### EXERCISE PROMPT
Every line below that mentions the word "JSON" should be copied out.

* begin *

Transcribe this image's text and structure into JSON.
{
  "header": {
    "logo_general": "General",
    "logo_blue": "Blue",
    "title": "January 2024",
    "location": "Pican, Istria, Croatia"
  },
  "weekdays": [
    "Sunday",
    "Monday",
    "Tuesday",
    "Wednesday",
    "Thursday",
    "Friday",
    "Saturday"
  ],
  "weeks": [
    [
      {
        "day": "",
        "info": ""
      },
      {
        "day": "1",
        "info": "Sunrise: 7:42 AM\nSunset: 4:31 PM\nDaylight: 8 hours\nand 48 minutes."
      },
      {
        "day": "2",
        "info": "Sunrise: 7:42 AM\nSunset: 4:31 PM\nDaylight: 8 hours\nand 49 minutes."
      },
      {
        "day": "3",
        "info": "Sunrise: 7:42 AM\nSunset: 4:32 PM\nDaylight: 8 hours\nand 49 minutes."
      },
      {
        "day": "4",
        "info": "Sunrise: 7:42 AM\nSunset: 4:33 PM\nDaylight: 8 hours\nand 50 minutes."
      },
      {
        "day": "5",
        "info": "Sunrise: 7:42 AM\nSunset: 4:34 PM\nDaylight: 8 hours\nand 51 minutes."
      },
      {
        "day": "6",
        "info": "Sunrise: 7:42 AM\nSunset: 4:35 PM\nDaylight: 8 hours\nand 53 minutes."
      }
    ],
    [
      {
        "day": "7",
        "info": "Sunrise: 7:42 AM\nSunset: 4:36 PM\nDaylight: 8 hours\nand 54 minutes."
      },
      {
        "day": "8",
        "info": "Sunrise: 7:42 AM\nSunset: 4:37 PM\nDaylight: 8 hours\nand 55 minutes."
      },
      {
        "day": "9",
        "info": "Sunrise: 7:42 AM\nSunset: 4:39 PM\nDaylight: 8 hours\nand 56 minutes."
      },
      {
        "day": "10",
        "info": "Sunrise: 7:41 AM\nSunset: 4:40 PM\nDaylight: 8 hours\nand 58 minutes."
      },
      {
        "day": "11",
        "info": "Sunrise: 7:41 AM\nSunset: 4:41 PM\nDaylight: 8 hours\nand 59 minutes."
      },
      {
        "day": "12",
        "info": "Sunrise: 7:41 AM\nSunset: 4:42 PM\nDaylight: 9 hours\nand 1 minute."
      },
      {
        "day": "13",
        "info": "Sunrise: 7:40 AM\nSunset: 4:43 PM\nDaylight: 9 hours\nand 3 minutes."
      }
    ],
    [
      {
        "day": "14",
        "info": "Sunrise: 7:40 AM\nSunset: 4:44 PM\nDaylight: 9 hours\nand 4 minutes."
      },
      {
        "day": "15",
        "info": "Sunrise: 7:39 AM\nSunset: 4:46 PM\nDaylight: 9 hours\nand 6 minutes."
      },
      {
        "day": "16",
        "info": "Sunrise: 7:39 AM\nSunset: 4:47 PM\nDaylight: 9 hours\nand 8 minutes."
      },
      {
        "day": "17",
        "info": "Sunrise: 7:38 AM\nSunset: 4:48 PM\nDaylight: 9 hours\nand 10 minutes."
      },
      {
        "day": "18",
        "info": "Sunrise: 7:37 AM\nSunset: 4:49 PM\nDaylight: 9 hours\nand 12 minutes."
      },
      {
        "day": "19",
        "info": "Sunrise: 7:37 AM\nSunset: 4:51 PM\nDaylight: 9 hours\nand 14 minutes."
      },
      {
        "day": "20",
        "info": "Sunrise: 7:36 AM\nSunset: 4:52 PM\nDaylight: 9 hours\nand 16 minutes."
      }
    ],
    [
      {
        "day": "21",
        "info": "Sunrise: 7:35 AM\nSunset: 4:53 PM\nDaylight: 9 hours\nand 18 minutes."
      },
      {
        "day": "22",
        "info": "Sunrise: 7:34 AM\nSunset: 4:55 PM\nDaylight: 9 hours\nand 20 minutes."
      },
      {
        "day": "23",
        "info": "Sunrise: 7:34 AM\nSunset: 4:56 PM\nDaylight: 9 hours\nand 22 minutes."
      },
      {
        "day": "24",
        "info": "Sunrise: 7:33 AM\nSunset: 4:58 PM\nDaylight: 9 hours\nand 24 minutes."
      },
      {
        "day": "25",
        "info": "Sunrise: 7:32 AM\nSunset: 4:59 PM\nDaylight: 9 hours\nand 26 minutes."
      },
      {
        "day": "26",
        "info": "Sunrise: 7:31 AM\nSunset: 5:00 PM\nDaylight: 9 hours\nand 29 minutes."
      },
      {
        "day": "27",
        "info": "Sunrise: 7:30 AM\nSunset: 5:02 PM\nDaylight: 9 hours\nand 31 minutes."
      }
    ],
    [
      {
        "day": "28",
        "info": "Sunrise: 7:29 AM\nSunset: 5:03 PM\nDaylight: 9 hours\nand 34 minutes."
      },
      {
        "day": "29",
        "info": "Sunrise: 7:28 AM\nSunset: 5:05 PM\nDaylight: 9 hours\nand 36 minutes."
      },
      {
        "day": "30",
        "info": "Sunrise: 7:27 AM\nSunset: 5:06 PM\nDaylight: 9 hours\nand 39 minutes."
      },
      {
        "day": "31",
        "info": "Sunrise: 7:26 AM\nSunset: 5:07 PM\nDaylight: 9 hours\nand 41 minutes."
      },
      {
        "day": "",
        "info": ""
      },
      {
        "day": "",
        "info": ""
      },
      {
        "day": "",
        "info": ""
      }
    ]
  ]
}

* end *
* begin *

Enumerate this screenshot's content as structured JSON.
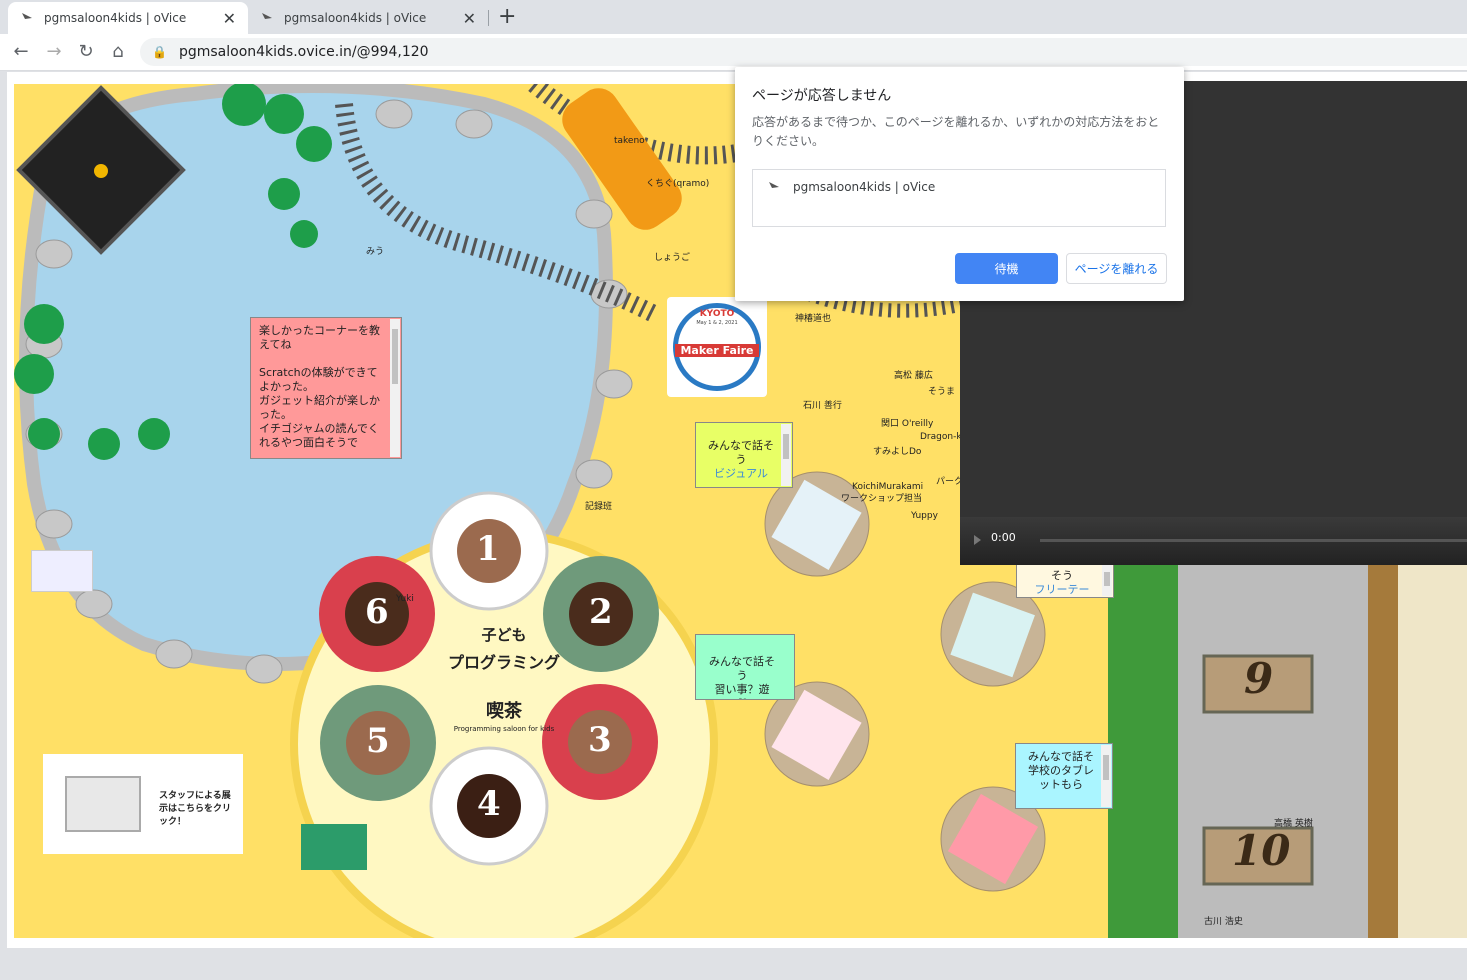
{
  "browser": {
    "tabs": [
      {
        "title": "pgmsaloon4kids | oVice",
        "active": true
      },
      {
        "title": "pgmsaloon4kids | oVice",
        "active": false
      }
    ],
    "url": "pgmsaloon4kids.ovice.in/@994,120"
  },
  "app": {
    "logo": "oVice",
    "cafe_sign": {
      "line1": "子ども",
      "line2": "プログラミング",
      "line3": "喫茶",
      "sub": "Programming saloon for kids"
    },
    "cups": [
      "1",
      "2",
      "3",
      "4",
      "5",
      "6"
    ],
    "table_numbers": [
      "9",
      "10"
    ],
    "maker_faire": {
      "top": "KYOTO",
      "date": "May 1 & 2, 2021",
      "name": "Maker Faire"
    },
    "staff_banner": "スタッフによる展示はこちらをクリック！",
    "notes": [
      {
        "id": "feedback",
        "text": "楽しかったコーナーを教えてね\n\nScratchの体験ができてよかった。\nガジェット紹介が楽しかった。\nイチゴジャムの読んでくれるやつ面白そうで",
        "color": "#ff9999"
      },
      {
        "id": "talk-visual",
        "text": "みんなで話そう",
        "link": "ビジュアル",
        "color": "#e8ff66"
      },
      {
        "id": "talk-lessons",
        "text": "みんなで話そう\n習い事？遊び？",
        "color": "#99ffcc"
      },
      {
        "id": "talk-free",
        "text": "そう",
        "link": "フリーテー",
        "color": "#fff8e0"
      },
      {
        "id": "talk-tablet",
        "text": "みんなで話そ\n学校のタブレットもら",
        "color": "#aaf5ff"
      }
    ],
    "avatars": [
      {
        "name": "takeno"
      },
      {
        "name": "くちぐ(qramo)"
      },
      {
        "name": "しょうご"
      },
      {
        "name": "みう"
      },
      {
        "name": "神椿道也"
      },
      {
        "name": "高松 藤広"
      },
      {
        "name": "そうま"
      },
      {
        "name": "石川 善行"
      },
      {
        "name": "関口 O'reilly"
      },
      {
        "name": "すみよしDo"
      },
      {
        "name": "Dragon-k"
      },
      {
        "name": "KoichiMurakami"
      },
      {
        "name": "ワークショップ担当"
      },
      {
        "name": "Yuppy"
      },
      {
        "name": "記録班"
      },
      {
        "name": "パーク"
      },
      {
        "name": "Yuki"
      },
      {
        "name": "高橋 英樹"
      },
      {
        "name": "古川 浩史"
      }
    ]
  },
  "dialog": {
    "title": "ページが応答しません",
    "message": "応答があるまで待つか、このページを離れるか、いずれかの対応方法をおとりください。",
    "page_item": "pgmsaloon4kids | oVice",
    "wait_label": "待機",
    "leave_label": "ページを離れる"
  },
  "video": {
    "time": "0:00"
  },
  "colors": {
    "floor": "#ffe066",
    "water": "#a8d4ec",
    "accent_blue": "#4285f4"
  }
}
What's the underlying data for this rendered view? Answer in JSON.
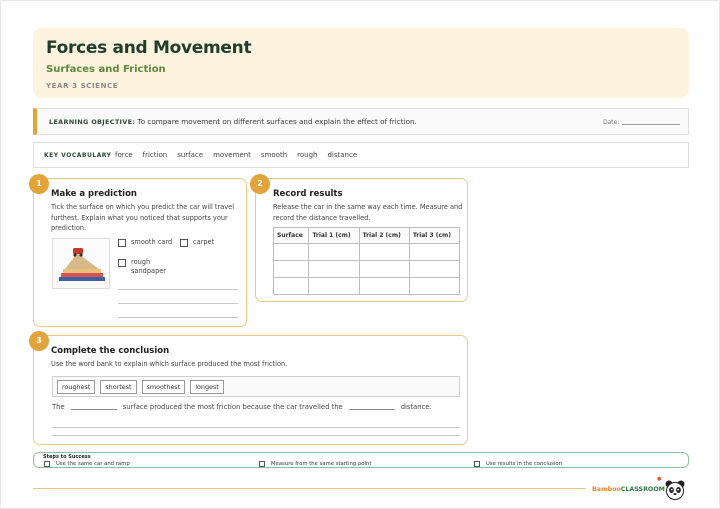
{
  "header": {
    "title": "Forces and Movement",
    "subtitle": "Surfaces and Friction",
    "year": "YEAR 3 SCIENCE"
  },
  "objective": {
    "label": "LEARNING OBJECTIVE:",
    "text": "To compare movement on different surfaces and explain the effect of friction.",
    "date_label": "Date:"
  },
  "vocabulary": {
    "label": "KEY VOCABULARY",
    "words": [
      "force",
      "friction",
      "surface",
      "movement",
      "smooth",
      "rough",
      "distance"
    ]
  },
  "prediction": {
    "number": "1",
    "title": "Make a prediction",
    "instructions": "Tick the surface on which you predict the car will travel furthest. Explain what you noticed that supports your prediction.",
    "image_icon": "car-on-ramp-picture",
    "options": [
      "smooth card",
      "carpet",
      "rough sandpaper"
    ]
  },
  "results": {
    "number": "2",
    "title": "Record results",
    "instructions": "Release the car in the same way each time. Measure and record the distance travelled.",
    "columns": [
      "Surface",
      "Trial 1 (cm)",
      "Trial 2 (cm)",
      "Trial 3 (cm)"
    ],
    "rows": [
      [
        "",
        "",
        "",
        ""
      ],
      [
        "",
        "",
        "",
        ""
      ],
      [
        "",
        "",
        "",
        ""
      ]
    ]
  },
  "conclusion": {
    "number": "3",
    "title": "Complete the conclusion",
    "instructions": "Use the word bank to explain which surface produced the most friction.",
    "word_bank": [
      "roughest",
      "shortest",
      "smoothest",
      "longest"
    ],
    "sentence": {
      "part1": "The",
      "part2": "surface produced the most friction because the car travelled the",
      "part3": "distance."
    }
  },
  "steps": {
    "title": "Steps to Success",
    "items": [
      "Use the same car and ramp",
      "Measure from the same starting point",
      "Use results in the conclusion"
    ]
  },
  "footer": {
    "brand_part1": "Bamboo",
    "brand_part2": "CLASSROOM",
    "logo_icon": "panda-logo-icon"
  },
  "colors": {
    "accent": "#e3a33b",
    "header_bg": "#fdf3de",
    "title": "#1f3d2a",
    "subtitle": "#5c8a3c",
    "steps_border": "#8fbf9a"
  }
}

* end *
* begin *

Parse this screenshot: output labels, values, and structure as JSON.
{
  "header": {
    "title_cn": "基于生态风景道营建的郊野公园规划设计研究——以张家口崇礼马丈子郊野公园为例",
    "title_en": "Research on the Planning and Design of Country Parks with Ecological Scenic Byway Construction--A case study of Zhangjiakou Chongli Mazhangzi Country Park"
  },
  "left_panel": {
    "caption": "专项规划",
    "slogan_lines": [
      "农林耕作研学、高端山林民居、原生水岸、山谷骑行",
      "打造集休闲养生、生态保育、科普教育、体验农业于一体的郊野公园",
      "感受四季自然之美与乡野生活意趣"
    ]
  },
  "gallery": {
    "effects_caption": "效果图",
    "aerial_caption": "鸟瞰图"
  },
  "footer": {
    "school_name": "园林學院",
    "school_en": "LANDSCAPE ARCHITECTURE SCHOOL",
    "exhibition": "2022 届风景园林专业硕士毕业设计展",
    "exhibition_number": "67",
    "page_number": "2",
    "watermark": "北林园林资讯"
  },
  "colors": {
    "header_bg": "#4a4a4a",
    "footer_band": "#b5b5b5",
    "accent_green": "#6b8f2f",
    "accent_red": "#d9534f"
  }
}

* end *

### CORRECT RESPONSE
Transcribe this image's text and structure into JSON.
Enumerate this screenshot's content as structured JSON.
What's the underlying data for this rendered view? Answer in JSON.
Parse this screenshot: output labels, values, and structure as JSON.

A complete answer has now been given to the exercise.